## Figure data in JSON
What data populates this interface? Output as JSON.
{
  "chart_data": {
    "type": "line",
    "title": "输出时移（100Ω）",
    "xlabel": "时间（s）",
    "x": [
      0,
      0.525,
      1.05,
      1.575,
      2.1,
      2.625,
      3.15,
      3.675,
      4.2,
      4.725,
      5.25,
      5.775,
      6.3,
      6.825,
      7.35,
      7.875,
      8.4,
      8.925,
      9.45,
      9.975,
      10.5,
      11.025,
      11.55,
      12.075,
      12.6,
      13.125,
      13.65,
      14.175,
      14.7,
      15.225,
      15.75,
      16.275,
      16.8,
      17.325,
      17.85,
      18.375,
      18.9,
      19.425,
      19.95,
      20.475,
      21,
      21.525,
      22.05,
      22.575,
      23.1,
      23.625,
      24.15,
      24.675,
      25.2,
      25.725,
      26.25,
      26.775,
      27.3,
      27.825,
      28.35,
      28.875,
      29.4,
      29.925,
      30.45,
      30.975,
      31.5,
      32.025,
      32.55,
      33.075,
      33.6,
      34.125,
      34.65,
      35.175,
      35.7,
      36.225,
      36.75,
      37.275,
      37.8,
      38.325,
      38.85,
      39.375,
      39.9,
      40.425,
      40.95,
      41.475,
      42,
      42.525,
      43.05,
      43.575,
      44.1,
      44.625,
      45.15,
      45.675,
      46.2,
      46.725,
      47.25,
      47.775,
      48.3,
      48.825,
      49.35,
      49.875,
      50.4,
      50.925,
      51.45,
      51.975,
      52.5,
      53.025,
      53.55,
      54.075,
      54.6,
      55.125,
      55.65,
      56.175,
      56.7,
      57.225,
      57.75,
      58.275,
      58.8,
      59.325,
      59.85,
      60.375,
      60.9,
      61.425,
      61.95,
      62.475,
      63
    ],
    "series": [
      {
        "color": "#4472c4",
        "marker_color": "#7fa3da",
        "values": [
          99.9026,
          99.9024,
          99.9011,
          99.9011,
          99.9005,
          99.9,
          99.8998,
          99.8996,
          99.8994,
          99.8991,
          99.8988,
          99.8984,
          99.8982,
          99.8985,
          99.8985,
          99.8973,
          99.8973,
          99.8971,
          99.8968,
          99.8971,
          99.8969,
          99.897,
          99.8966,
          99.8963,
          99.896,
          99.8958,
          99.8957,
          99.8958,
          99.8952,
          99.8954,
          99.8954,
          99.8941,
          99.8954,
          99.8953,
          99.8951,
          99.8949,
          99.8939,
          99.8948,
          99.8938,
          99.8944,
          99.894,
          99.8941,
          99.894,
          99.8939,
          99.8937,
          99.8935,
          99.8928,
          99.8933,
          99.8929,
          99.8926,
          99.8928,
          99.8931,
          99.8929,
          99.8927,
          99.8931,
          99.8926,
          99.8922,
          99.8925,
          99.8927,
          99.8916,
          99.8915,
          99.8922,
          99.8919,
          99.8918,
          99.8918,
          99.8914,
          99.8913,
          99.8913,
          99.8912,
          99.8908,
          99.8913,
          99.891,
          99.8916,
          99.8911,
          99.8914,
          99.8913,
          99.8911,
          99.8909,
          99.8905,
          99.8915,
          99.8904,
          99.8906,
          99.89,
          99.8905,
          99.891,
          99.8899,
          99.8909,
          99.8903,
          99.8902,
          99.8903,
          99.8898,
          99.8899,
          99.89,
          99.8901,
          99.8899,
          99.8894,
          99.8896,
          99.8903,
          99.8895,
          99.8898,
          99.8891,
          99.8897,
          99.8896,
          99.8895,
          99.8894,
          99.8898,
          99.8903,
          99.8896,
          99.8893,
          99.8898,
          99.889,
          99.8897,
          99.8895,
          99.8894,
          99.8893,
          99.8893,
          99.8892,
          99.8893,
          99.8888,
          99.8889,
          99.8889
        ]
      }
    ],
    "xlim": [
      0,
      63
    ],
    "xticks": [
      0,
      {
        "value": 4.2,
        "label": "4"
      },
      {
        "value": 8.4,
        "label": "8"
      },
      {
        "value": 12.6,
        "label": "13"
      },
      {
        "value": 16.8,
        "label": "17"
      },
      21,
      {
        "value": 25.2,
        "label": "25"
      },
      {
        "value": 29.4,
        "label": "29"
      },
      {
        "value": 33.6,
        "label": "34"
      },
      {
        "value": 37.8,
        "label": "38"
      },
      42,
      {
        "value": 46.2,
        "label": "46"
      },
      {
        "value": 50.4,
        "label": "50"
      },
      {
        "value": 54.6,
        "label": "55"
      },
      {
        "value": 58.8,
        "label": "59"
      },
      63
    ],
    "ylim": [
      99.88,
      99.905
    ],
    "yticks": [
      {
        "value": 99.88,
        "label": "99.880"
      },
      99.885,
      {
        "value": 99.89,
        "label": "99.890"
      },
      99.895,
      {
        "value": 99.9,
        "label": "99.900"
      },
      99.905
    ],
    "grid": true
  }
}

## PROBLEM DETAILS
Every record shown above should be written out again exactly.

## RESULT
What data populates this interface? Output as JSON.
{
  "chart_data": {
    "type": "line",
    "title": "输出时移（100Ω）",
    "xlabel": "时间（s）",
    "x": [
      0,
      0.525,
      1.05,
      1.575,
      2.1,
      2.625,
      3.15,
      3.675,
      4.2,
      4.725,
      5.25,
      5.775,
      6.3,
      6.825,
      7.35,
      7.875,
      8.4,
      8.925,
      9.45,
      9.975,
      10.5,
      11.025,
      11.55,
      12.075,
      12.6,
      13.125,
      13.65,
      14.175,
      14.7,
      15.225,
      15.75,
      16.275,
      16.8,
      17.325,
      17.85,
      18.375,
      18.9,
      19.425,
      19.95,
      20.475,
      21,
      21.525,
      22.05,
      22.575,
      23.1,
      23.625,
      24.15,
      24.675,
      25.2,
      25.725,
      26.25,
      26.775,
      27.3,
      27.825,
      28.35,
      28.875,
      29.4,
      29.925,
      30.45,
      30.975,
      31.5,
      32.025,
      32.55,
      33.075,
      33.6,
      34.125,
      34.65,
      35.175,
      35.7,
      36.225,
      36.75,
      37.275,
      37.8,
      38.325,
      38.85,
      39.375,
      39.9,
      40.425,
      40.95,
      41.475,
      42,
      42.525,
      43.05,
      43.575,
      44.1,
      44.625,
      45.15,
      45.675,
      46.2,
      46.725,
      47.25,
      47.775,
      48.3,
      48.825,
      49.35,
      49.875,
      50.4,
      50.925,
      51.45,
      51.975,
      52.5,
      53.025,
      53.55,
      54.075,
      54.6,
      55.125,
      55.65,
      56.175,
      56.7,
      57.225,
      57.75,
      58.275,
      58.8,
      59.325,
      59.85,
      60.375,
      60.9,
      61.425,
      61.95,
      62.475,
      63
    ],
    "series": [
      {
        "color": "#4472c4",
        "marker_color": "#7fa3da",
        "values": [
          99.9026,
          99.9024,
          99.9011,
          99.9011,
          99.9005,
          99.9,
          99.8998,
          99.8996,
          99.8994,
          99.8991,
          99.8988,
          99.8984,
          99.8982,
          99.8985,
          99.8985,
          99.8973,
          99.8973,
          99.8971,
          99.8968,
          99.8971,
          99.8969,
          99.897,
          99.8966,
          99.8963,
          99.896,
          99.8958,
          99.8957,
          99.8958,
          99.8952,
          99.8954,
          99.8954,
          99.8941,
          99.8954,
          99.8953,
          99.8951,
          99.8949,
          99.8939,
          99.8948,
          99.8938,
          99.8944,
          99.894,
          99.8941,
          99.894,
          99.8939,
          99.8937,
          99.8935,
          99.8928,
          99.8933,
          99.8929,
          99.8926,
          99.8928,
          99.8931,
          99.8929,
          99.8927,
          99.8931,
          99.8926,
          99.8922,
          99.8925,
          99.8927,
          99.8916,
          99.8915,
          99.8922,
          99.8919,
          99.8918,
          99.8918,
          99.8914,
          99.8913,
          99.8913,
          99.8912,
          99.8908,
          99.8913,
          99.891,
          99.8916,
          99.8911,
          99.8914,
          99.8913,
          99.8911,
          99.8909,
          99.8905,
          99.8915,
          99.8904,
          99.8906,
          99.89,
          99.8905,
          99.891,
          99.8899,
          99.8909,
          99.8903,
          99.8902,
          99.8903,
          99.8898,
          99.8899,
          99.89,
          99.8901,
          99.8899,
          99.8894,
          99.8896,
          99.8903,
          99.8895,
          99.8898,
          99.8891,
          99.8897,
          99.8896,
          99.8895,
          99.8894,
          99.8898,
          99.8903,
          99.8896,
          99.8893,
          99.8898,
          99.889,
          99.8897,
          99.8895,
          99.8894,
          99.8893,
          99.8893,
          99.8892,
          99.8893,
          99.8888,
          99.8889,
          99.8889
        ]
      }
    ],
    "xlim": [
      0,
      63
    ],
    "xticks": [
      0,
      {
        "value": 4.2,
        "label": "4"
      },
      {
        "value": 8.4,
        "label": "8"
      },
      {
        "value": 12.6,
        "label": "13"
      },
      {
        "value": 16.8,
        "label": "17"
      },
      21,
      {
        "value": 25.2,
        "label": "25"
      },
      {
        "value": 29.4,
        "label": "29"
      },
      {
        "value": 33.6,
        "label": "34"
      },
      {
        "value": 37.8,
        "label": "38"
      },
      42,
      {
        "value": 46.2,
        "label": "46"
      },
      {
        "value": 50.4,
        "label": "50"
      },
      {
        "value": 54.6,
        "label": "55"
      },
      {
        "value": 58.8,
        "label": "59"
      },
      63
    ],
    "ylim": [
      99.88,
      99.905
    ],
    "yticks": [
      {
        "value": 99.88,
        "label": "99.880"
      },
      99.885,
      {
        "value": 99.89,
        "label": "99.890"
      },
      99.895,
      {
        "value": 99.9,
        "label": "99.900"
      },
      99.905
    ],
    "grid": true
  }
}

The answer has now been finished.